— begin Entries supplied —
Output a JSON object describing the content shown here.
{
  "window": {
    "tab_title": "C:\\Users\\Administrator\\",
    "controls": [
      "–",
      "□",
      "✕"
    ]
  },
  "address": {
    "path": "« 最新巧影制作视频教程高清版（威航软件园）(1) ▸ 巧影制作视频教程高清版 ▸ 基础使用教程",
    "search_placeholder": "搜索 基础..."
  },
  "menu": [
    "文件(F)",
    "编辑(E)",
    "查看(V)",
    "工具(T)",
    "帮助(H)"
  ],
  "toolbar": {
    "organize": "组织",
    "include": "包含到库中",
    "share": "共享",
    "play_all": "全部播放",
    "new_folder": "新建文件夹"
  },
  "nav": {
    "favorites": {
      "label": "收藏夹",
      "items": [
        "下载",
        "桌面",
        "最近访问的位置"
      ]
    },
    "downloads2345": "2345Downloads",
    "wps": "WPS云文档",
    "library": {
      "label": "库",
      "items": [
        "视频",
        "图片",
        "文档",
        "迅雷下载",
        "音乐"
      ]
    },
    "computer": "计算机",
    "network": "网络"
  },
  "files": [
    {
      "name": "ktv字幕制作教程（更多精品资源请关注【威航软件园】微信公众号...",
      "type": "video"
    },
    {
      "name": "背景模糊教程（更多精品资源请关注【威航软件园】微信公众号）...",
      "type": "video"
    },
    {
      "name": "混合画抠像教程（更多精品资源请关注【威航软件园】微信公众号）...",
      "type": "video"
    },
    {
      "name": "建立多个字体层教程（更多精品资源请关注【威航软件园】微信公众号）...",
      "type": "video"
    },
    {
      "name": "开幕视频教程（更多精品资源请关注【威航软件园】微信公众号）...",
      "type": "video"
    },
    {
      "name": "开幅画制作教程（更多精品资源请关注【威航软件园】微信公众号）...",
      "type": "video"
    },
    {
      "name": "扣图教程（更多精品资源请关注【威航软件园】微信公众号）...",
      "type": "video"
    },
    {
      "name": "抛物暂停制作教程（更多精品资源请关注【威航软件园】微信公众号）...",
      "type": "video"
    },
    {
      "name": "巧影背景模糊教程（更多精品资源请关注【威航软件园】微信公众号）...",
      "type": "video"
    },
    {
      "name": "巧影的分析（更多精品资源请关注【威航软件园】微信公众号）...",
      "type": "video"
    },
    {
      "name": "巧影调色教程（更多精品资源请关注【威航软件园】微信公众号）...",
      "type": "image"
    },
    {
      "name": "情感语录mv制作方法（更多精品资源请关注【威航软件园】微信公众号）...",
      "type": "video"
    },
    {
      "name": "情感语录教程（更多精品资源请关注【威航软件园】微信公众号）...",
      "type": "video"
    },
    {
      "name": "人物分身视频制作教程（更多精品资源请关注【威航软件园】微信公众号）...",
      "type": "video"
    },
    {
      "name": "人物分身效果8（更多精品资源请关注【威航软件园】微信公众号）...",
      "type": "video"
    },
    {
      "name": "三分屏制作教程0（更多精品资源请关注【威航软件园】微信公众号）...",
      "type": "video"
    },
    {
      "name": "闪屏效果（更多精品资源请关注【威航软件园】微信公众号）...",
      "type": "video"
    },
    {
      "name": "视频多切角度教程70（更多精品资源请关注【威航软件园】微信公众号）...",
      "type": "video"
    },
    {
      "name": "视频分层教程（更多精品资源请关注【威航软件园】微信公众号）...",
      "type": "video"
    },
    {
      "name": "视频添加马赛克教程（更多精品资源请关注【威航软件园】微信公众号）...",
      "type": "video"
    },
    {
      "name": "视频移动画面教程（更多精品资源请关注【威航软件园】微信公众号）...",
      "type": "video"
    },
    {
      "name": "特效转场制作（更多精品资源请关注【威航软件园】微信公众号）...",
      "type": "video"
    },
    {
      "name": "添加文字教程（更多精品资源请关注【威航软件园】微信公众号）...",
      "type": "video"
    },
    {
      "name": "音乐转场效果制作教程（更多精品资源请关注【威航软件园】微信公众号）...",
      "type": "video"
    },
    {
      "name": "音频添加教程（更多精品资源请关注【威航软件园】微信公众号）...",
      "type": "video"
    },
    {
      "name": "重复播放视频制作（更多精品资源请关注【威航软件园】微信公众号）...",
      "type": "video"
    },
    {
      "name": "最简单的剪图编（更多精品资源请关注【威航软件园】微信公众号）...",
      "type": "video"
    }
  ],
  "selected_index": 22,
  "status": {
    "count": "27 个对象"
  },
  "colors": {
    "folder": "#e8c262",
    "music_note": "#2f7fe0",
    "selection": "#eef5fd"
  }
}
— end Entries supplied —
Extract the full listing above without altering anything.

Output a JSON object describing the content shown here.
{
  "window": {
    "tab_title": "C:\\Users\\Administrator\\",
    "controls": [
      "–",
      "□",
      "✕"
    ]
  },
  "address": {
    "path": "« 最新巧影制作视频教程高清版（威航软件园）(1) ▸ 巧影制作视频教程高清版 ▸ 基础使用教程",
    "search_placeholder": "搜索 基础..."
  },
  "menu": [
    "文件(F)",
    "编辑(E)",
    "查看(V)",
    "工具(T)",
    "帮助(H)"
  ],
  "toolbar": {
    "organize": "组织",
    "include": "包含到库中",
    "share": "共享",
    "play_all": "全部播放",
    "new_folder": "新建文件夹"
  },
  "nav": {
    "favorites": {
      "label": "收藏夹",
      "items": [
        "下载",
        "桌面",
        "最近访问的位置"
      ]
    },
    "downloads2345": "2345Downloads",
    "wps": "WPS云文档",
    "library": {
      "label": "库",
      "items": [
        "视频",
        "图片",
        "文档",
        "迅雷下载",
        "音乐"
      ]
    },
    "computer": "计算机",
    "network": "网络"
  },
  "files": [
    {
      "name": "ktv字幕制作教程（更多精品资源请关注【威航软件园】微信公众号...",
      "type": "video"
    },
    {
      "name": "背景模糊教程（更多精品资源请关注【威航软件园】微信公众号）...",
      "type": "video"
    },
    {
      "name": "混合画抠像教程（更多精品资源请关注【威航软件园】微信公众号）...",
      "type": "video"
    },
    {
      "name": "建立多个字体层教程（更多精品资源请关注【威航软件园】微信公众号）...",
      "type": "video"
    },
    {
      "name": "开幕视频教程（更多精品资源请关注【威航软件园】微信公众号）...",
      "type": "video"
    },
    {
      "name": "开幅画制作教程（更多精品资源请关注【威航软件园】微信公众号）...",
      "type": "video"
    },
    {
      "name": "扣图教程（更多精品资源请关注【威航软件园】微信公众号）...",
      "type": "video"
    },
    {
      "name": "抛物暂停制作教程（更多精品资源请关注【威航软件园】微信公众号）...",
      "type": "video"
    },
    {
      "name": "巧影背景模糊教程（更多精品资源请关注【威航软件园】微信公众号）...",
      "type": "video"
    },
    {
      "name": "巧影的分析（更多精品资源请关注【威航软件园】微信公众号）...",
      "type": "video"
    },
    {
      "name": "巧影调色教程（更多精品资源请关注【威航软件园】微信公众号）...",
      "type": "image"
    },
    {
      "name": "情感语录mv制作方法（更多精品资源请关注【威航软件园】微信公众号）...",
      "type": "video"
    },
    {
      "name": "情感语录教程（更多精品资源请关注【威航软件园】微信公众号）...",
      "type": "video"
    },
    {
      "name": "人物分身视频制作教程（更多精品资源请关注【威航软件园】微信公众号）...",
      "type": "video"
    },
    {
      "name": "人物分身效果8（更多精品资源请关注【威航软件园】微信公众号）...",
      "type": "video"
    },
    {
      "name": "三分屏制作教程0（更多精品资源请关注【威航软件园】微信公众号）...",
      "type": "video"
    },
    {
      "name": "闪屏效果（更多精品资源请关注【威航软件园】微信公众号）...",
      "type": "video"
    },
    {
      "name": "视频多切角度教程70（更多精品资源请关注【威航软件园】微信公众号）...",
      "type": "video"
    },
    {
      "name": "视频分层教程（更多精品资源请关注【威航软件园】微信公众号）...",
      "type": "video"
    },
    {
      "name": "视频添加马赛克教程（更多精品资源请关注【威航软件园】微信公众号）...",
      "type": "video"
    },
    {
      "name": "视频移动画面教程（更多精品资源请关注【威航软件园】微信公众号）...",
      "type": "video"
    },
    {
      "name": "特效转场制作（更多精品资源请关注【威航软件园】微信公众号）...",
      "type": "video"
    },
    {
      "name": "添加文字教程（更多精品资源请关注【威航软件园】微信公众号）...",
      "type": "video"
    },
    {
      "name": "音乐转场效果制作教程（更多精品资源请关注【威航软件园】微信公众号）...",
      "type": "video"
    },
    {
      "name": "音频添加教程（更多精品资源请关注【威航软件园】微信公众号）...",
      "type": "video"
    },
    {
      "name": "重复播放视频制作（更多精品资源请关注【威航软件园】微信公众号）...",
      "type": "video"
    },
    {
      "name": "最简单的剪图编（更多精品资源请关注【威航软件园】微信公众号）...",
      "type": "video"
    }
  ],
  "selected_index": 22,
  "status": {
    "count": "27 个对象"
  },
  "colors": {
    "folder": "#e8c262",
    "music_note": "#2f7fe0",
    "selection": "#eef5fd"
  }
}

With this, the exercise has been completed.